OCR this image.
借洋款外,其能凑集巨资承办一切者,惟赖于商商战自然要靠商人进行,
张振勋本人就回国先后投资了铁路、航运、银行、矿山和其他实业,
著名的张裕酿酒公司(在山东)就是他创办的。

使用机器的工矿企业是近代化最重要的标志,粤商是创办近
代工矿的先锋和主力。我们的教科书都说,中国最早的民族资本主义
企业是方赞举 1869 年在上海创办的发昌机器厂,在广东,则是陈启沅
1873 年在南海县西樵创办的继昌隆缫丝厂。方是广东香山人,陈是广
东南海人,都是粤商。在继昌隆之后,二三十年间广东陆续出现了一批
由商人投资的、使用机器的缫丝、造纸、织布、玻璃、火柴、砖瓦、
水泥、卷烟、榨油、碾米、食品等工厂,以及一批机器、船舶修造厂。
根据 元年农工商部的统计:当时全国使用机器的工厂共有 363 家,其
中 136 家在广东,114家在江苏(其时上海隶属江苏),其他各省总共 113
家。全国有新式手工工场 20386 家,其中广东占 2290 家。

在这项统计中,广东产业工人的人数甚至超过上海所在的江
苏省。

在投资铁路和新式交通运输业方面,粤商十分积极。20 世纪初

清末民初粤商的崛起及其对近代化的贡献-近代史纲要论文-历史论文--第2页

• • • • •

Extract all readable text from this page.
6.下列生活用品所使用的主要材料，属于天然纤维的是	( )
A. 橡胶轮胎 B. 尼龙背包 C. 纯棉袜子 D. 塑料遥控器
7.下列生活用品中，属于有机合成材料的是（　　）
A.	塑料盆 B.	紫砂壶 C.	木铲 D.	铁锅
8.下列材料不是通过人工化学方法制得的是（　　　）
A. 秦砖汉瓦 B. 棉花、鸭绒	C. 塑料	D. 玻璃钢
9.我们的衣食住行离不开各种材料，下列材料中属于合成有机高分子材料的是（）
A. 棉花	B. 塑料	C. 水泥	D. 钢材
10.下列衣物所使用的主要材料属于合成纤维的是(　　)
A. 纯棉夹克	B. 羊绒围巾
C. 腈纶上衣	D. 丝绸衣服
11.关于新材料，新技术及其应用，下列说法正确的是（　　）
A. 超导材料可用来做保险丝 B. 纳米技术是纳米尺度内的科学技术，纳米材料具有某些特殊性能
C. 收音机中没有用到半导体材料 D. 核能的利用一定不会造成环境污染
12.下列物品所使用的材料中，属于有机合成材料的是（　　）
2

• • • • •

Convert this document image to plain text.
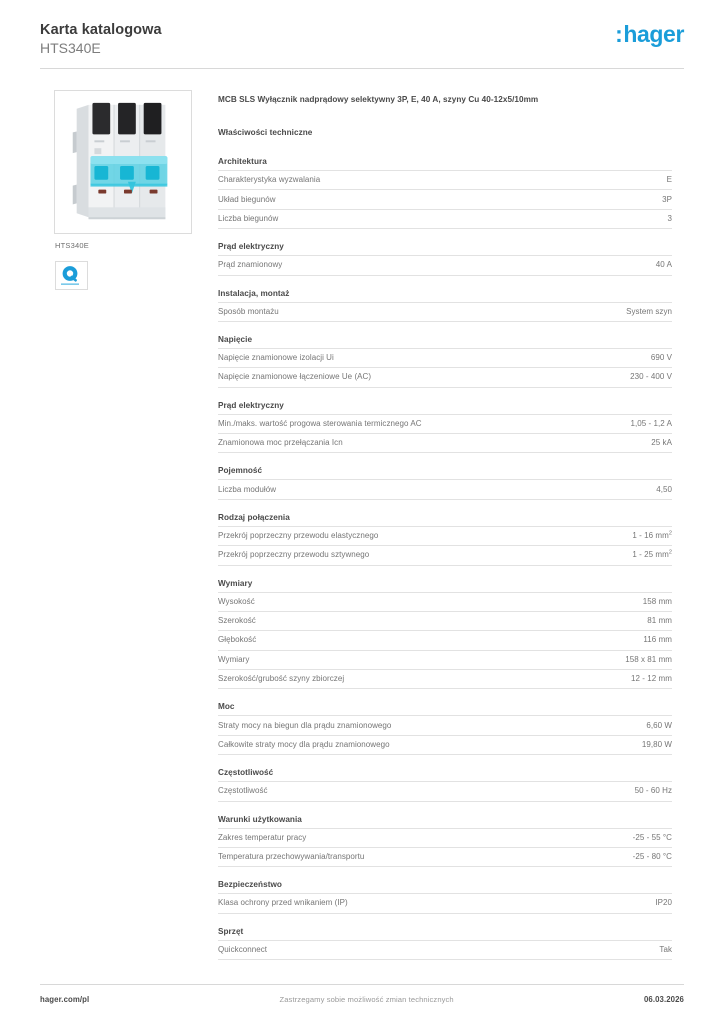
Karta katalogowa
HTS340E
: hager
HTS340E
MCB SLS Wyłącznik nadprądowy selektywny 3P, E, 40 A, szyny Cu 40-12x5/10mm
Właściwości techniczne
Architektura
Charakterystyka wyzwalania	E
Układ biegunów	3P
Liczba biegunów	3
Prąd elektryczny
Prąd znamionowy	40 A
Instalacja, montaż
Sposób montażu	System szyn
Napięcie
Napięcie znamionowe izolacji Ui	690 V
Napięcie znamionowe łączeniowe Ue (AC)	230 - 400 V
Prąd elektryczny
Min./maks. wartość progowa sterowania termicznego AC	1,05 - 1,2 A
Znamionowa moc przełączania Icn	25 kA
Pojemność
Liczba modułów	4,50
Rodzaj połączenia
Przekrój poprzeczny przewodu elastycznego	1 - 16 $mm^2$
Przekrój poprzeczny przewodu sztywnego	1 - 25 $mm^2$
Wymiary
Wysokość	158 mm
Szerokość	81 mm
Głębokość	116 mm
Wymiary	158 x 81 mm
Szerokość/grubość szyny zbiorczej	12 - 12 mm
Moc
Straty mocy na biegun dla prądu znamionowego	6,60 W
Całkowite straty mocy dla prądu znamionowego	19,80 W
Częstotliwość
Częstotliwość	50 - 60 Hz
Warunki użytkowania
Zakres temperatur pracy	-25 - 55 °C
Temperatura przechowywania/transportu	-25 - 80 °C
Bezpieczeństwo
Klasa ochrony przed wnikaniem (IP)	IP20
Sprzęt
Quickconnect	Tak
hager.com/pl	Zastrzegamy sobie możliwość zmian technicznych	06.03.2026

• • • • •

#### [Stated task]
Find every line that includes the string "Przekrój". Report how many there are and nothing else.

#### [Final result]
2